--- start ---

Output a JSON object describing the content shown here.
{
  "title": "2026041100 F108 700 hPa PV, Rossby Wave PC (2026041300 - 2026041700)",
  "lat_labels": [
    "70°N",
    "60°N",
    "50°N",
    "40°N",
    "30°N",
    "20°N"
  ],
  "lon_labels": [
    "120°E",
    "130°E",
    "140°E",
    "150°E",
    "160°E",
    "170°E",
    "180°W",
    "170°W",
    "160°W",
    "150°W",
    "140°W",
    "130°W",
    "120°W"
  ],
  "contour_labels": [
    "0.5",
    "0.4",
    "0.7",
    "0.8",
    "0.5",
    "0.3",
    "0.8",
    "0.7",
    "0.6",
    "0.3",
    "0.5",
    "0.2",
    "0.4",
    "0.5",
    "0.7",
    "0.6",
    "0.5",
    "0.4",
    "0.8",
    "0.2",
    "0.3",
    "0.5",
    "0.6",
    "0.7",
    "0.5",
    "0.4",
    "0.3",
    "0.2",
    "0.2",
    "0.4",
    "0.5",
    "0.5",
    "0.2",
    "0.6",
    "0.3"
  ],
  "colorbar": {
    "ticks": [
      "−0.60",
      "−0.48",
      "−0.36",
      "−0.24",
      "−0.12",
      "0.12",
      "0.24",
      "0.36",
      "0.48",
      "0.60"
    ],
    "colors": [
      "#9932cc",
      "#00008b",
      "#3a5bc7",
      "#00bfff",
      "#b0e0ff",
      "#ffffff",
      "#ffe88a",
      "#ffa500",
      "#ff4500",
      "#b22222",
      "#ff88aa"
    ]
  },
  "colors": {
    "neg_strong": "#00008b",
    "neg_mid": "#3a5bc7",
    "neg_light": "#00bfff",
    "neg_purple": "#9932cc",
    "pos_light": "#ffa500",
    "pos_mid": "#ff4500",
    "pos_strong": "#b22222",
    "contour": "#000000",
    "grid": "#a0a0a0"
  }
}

--- end ---
--- start ---

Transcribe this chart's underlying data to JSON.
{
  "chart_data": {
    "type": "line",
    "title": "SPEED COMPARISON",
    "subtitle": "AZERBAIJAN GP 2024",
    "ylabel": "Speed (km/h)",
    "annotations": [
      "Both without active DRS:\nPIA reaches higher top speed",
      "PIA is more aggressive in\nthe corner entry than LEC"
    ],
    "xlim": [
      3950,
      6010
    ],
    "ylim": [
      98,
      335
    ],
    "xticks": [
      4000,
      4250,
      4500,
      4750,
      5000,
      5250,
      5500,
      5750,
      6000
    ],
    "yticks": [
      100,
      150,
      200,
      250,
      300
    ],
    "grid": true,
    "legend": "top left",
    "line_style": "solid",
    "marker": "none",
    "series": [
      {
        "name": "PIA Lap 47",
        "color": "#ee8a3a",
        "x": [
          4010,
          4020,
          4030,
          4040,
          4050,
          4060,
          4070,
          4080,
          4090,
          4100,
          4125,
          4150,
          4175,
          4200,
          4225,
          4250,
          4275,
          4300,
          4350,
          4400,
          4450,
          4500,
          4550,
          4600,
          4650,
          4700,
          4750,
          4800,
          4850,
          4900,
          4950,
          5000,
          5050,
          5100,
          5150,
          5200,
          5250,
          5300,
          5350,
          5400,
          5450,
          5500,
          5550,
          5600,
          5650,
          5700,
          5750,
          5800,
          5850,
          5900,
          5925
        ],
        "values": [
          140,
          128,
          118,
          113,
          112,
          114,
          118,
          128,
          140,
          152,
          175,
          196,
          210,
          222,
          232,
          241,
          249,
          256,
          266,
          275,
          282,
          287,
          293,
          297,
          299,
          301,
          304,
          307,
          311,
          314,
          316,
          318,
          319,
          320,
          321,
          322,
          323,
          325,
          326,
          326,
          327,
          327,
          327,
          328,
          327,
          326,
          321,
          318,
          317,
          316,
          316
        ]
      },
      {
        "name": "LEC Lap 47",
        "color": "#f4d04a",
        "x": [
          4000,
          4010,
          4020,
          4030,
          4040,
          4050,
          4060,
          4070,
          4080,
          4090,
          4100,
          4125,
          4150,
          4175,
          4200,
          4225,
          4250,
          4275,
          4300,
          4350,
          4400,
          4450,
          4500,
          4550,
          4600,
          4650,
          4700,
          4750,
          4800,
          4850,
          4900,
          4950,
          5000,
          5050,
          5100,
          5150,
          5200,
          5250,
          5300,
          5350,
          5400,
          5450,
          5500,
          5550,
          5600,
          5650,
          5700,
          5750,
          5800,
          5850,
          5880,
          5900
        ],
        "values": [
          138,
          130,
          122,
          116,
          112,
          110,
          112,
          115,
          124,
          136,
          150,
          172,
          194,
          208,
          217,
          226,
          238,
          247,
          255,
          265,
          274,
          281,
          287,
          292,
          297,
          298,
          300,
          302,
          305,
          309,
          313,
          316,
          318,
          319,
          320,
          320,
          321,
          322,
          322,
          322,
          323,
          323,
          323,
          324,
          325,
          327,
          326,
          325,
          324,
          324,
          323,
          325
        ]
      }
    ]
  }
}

--- end ---

(Given instruction) Copy out every line in the listing where the word "JSON" appears.

(Complete output)
Output a JSON object describing the content shown here.
Transcribe this chart's underlying data to JSON.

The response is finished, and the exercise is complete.